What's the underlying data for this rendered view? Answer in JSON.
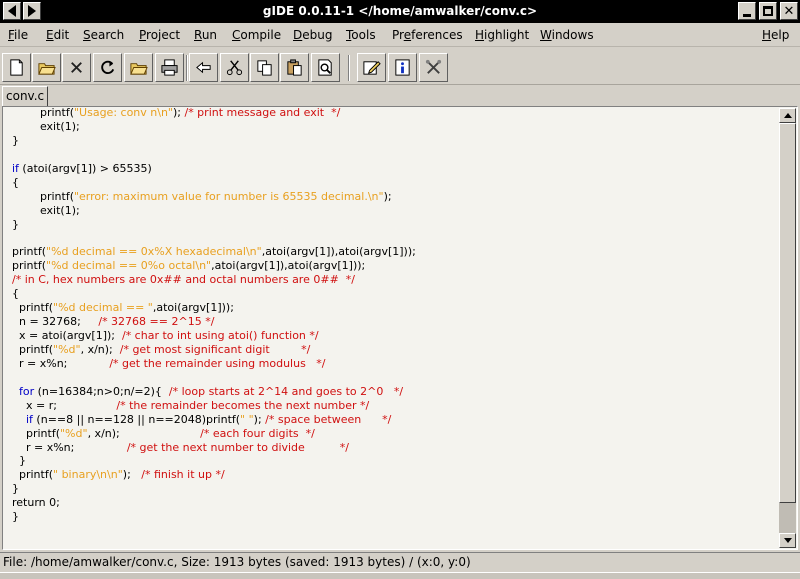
{
  "window": {
    "title": "gIDE 0.0.11-1 </home/amwalker/conv.c>"
  },
  "menu": [
    {
      "pre": "",
      "u": "F",
      "post": "ile"
    },
    {
      "pre": "",
      "u": "E",
      "post": "dit"
    },
    {
      "pre": "",
      "u": "S",
      "post": "earch"
    },
    {
      "pre": "",
      "u": "P",
      "post": "roject"
    },
    {
      "pre": "",
      "u": "R",
      "post": "un"
    },
    {
      "pre": "",
      "u": "C",
      "post": "ompile"
    },
    {
      "pre": "",
      "u": "D",
      "post": "ebug"
    },
    {
      "pre": "",
      "u": "T",
      "post": "ools"
    },
    {
      "pre": "Pr",
      "u": "e",
      "post": "ferences"
    },
    {
      "pre": "",
      "u": "H",
      "post": "ighlight"
    },
    {
      "pre": "",
      "u": "W",
      "post": "indows"
    },
    {
      "pre": "",
      "u": "H",
      "post": "elp"
    }
  ],
  "toolbar": {
    "buttons": [
      {
        "icon": "new-file-icon"
      },
      {
        "icon": "open-folder-icon"
      },
      {
        "icon": "close-icon"
      },
      {
        "icon": "reload-icon"
      },
      {
        "icon": "open-folder-2-icon"
      },
      {
        "icon": "print-icon"
      },
      {
        "icon": "undo-icon"
      },
      {
        "icon": "cut-icon"
      },
      {
        "icon": "copy-icon"
      },
      {
        "icon": "paste-icon"
      },
      {
        "icon": "print-preview-icon"
      },
      {
        "icon": "edit-icon"
      },
      {
        "icon": "info-icon"
      },
      {
        "icon": "tools-icon"
      }
    ]
  },
  "tabs": [
    {
      "label": "conv.c"
    }
  ],
  "colors": {
    "keyword": "#0000c8",
    "string": "#e8a020",
    "comment": "#d01010",
    "default": "#000000"
  },
  "editor": {
    "lines": [
      [
        [
          "t",
          "        printf("
        ],
        [
          "s",
          "\"Usage: conv n\\n\""
        ],
        [
          "t",
          "); "
        ],
        [
          "c",
          "/* print message and exit  */"
        ]
      ],
      [
        [
          "t",
          "        exit(1);"
        ]
      ],
      [
        [
          "t",
          "}"
        ]
      ],
      [
        [
          "t",
          ""
        ]
      ],
      [
        [
          "k",
          "if"
        ],
        [
          "t",
          " (atoi(argv[1]) > 65535)"
        ]
      ],
      [
        [
          "t",
          "{"
        ]
      ],
      [
        [
          "t",
          "        printf("
        ],
        [
          "s",
          "\"error: maximum value for number is 65535 decimal.\\n\""
        ],
        [
          "t",
          ");"
        ]
      ],
      [
        [
          "t",
          "        exit(1);"
        ]
      ],
      [
        [
          "t",
          "}"
        ]
      ],
      [
        [
          "t",
          ""
        ]
      ],
      [
        [
          "t",
          "printf("
        ],
        [
          "s",
          "\"%d decimal == 0x%X hexadecimal\\n\""
        ],
        [
          "t",
          ",atoi(argv[1]),atoi(argv[1]));"
        ]
      ],
      [
        [
          "t",
          "printf("
        ],
        [
          "s",
          "\"%d decimal == 0%o octal\\n\""
        ],
        [
          "t",
          ",atoi(argv[1]),atoi(argv[1]));"
        ]
      ],
      [
        [
          "c",
          "/* in C, hex numbers are 0x## and octal numbers are 0##  */"
        ]
      ],
      [
        [
          "t",
          "{"
        ]
      ],
      [
        [
          "t",
          "  printf("
        ],
        [
          "s",
          "\"%d decimal == \""
        ],
        [
          "t",
          ",atoi(argv[1]));"
        ]
      ],
      [
        [
          "t",
          "  n = 32768;     "
        ],
        [
          "c",
          "/* 32768 == 2^15 */"
        ]
      ],
      [
        [
          "t",
          "  x = atoi(argv[1]);  "
        ],
        [
          "c",
          "/* char to int using atoi() function */"
        ]
      ],
      [
        [
          "t",
          "  printf("
        ],
        [
          "s",
          "\"%d\""
        ],
        [
          "t",
          ", x/n);  "
        ],
        [
          "c",
          "/* get most significant digit         */"
        ]
      ],
      [
        [
          "t",
          "  r = x%n;            "
        ],
        [
          "c",
          "/* get the remainder using modulus   */"
        ]
      ],
      [
        [
          "t",
          ""
        ]
      ],
      [
        [
          "t",
          "  "
        ],
        [
          "k",
          "for"
        ],
        [
          "t",
          " (n=16384;n>0;n/=2){  "
        ],
        [
          "c",
          "/* loop starts at 2^14 and goes to 2^0   */"
        ]
      ],
      [
        [
          "t",
          "    x = r;                 "
        ],
        [
          "c",
          "/* the remainder becomes the next number */"
        ]
      ],
      [
        [
          "t",
          "    "
        ],
        [
          "k",
          "if"
        ],
        [
          "t",
          " (n==8 || n==128 || n==2048)printf("
        ],
        [
          "s",
          "\" \""
        ],
        [
          "t",
          "); "
        ],
        [
          "c",
          "/* space between      */"
        ]
      ],
      [
        [
          "t",
          "    printf("
        ],
        [
          "s",
          "\"%d\""
        ],
        [
          "t",
          ", x/n);                       "
        ],
        [
          "c",
          "/* each four digits  */"
        ]
      ],
      [
        [
          "t",
          "    r = x%n;               "
        ],
        [
          "c",
          "/* get the next number to divide          */"
        ]
      ],
      [
        [
          "t",
          "  }"
        ]
      ],
      [
        [
          "t",
          "  printf("
        ],
        [
          "s",
          "\" binary\\n\\n\""
        ],
        [
          "t",
          ");   "
        ],
        [
          "c",
          "/* finish it up */"
        ]
      ],
      [
        [
          "t",
          "}"
        ]
      ],
      [
        [
          "t",
          "return 0;"
        ]
      ],
      [
        [
          "t",
          "}"
        ]
      ],
      [
        [
          "t",
          ""
        ]
      ]
    ]
  },
  "statusbar": {
    "text": "File: /home/amwalker/conv.c, Size: 1913 bytes (saved: 1913 bytes) / (x:0, y:0)"
  }
}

+++++

EXERCISE REQUIREMENTS:
Transcribe the material exactly, leaving every picture out.

RESPONSE BELOW:
What's the underlying data for this rendered view? Answer in JSON.
{
  "window": {
    "title": "gIDE 0.0.11-1 </home/amwalker/conv.c>"
  },
  "menu": [
    {
      "pre": "",
      "u": "F",
      "post": "ile"
    },
    {
      "pre": "",
      "u": "E",
      "post": "dit"
    },
    {
      "pre": "",
      "u": "S",
      "post": "earch"
    },
    {
      "pre": "",
      "u": "P",
      "post": "roject"
    },
    {
      "pre": "",
      "u": "R",
      "post": "un"
    },
    {
      "pre": "",
      "u": "C",
      "post": "ompile"
    },
    {
      "pre": "",
      "u": "D",
      "post": "ebug"
    },
    {
      "pre": "",
      "u": "T",
      "post": "ools"
    },
    {
      "pre": "Pr",
      "u": "e",
      "post": "ferences"
    },
    {
      "pre": "",
      "u": "H",
      "post": "ighlight"
    },
    {
      "pre": "",
      "u": "W",
      "post": "indows"
    },
    {
      "pre": "",
      "u": "H",
      "post": "elp"
    }
  ],
  "toolbar": {
    "buttons": [
      {
        "icon": "new-file-icon"
      },
      {
        "icon": "open-folder-icon"
      },
      {
        "icon": "close-icon"
      },
      {
        "icon": "reload-icon"
      },
      {
        "icon": "open-folder-2-icon"
      },
      {
        "icon": "print-icon"
      },
      {
        "icon": "undo-icon"
      },
      {
        "icon": "cut-icon"
      },
      {
        "icon": "copy-icon"
      },
      {
        "icon": "paste-icon"
      },
      {
        "icon": "print-preview-icon"
      },
      {
        "icon": "edit-icon"
      },
      {
        "icon": "info-icon"
      },
      {
        "icon": "tools-icon"
      }
    ]
  },
  "tabs": [
    {
      "label": "conv.c"
    }
  ],
  "colors": {
    "keyword": "#0000c8",
    "string": "#e8a020",
    "comment": "#d01010",
    "default": "#000000"
  },
  "editor": {
    "lines": [
      [
        [
          "t",
          "        printf("
        ],
        [
          "s",
          "\"Usage: conv n\\n\""
        ],
        [
          "t",
          "); "
        ],
        [
          "c",
          "/* print message and exit  */"
        ]
      ],
      [
        [
          "t",
          "        exit(1);"
        ]
      ],
      [
        [
          "t",
          "}"
        ]
      ],
      [
        [
          "t",
          ""
        ]
      ],
      [
        [
          "k",
          "if"
        ],
        [
          "t",
          " (atoi(argv[1]) > 65535)"
        ]
      ],
      [
        [
          "t",
          "{"
        ]
      ],
      [
        [
          "t",
          "        printf("
        ],
        [
          "s",
          "\"error: maximum value for number is 65535 decimal.\\n\""
        ],
        [
          "t",
          ");"
        ]
      ],
      [
        [
          "t",
          "        exit(1);"
        ]
      ],
      [
        [
          "t",
          "}"
        ]
      ],
      [
        [
          "t",
          ""
        ]
      ],
      [
        [
          "t",
          "printf("
        ],
        [
          "s",
          "\"%d decimal == 0x%X hexadecimal\\n\""
        ],
        [
          "t",
          ",atoi(argv[1]),atoi(argv[1]));"
        ]
      ],
      [
        [
          "t",
          "printf("
        ],
        [
          "s",
          "\"%d decimal == 0%o octal\\n\""
        ],
        [
          "t",
          ",atoi(argv[1]),atoi(argv[1]));"
        ]
      ],
      [
        [
          "c",
          "/* in C, hex numbers are 0x## and octal numbers are 0##  */"
        ]
      ],
      [
        [
          "t",
          "{"
        ]
      ],
      [
        [
          "t",
          "  printf("
        ],
        [
          "s",
          "\"%d decimal == \""
        ],
        [
          "t",
          ",atoi(argv[1]));"
        ]
      ],
      [
        [
          "t",
          "  n = 32768;     "
        ],
        [
          "c",
          "/* 32768 == 2^15 */"
        ]
      ],
      [
        [
          "t",
          "  x = atoi(argv[1]);  "
        ],
        [
          "c",
          "/* char to int using atoi() function */"
        ]
      ],
      [
        [
          "t",
          "  printf("
        ],
        [
          "s",
          "\"%d\""
        ],
        [
          "t",
          ", x/n);  "
        ],
        [
          "c",
          "/* get most significant digit         */"
        ]
      ],
      [
        [
          "t",
          "  r = x%n;            "
        ],
        [
          "c",
          "/* get the remainder using modulus   */"
        ]
      ],
      [
        [
          "t",
          ""
        ]
      ],
      [
        [
          "t",
          "  "
        ],
        [
          "k",
          "for"
        ],
        [
          "t",
          " (n=16384;n>0;n/=2){  "
        ],
        [
          "c",
          "/* loop starts at 2^14 and goes to 2^0   */"
        ]
      ],
      [
        [
          "t",
          "    x = r;                 "
        ],
        [
          "c",
          "/* the remainder becomes the next number */"
        ]
      ],
      [
        [
          "t",
          "    "
        ],
        [
          "k",
          "if"
        ],
        [
          "t",
          " (n==8 || n==128 || n==2048)printf("
        ],
        [
          "s",
          "\" \""
        ],
        [
          "t",
          "); "
        ],
        [
          "c",
          "/* space between      */"
        ]
      ],
      [
        [
          "t",
          "    printf("
        ],
        [
          "s",
          "\"%d\""
        ],
        [
          "t",
          ", x/n);                       "
        ],
        [
          "c",
          "/* each four digits  */"
        ]
      ],
      [
        [
          "t",
          "    r = x%n;               "
        ],
        [
          "c",
          "/* get the next number to divide          */"
        ]
      ],
      [
        [
          "t",
          "  }"
        ]
      ],
      [
        [
          "t",
          "  printf("
        ],
        [
          "s",
          "\" binary\\n\\n\""
        ],
        [
          "t",
          ");   "
        ],
        [
          "c",
          "/* finish it up */"
        ]
      ],
      [
        [
          "t",
          "}"
        ]
      ],
      [
        [
          "t",
          "return 0;"
        ]
      ],
      [
        [
          "t",
          "}"
        ]
      ],
      [
        [
          "t",
          ""
        ]
      ]
    ]
  },
  "statusbar": {
    "text": "File: /home/amwalker/conv.c, Size: 1913 bytes (saved: 1913 bytes) / (x:0, y:0)"
  }
}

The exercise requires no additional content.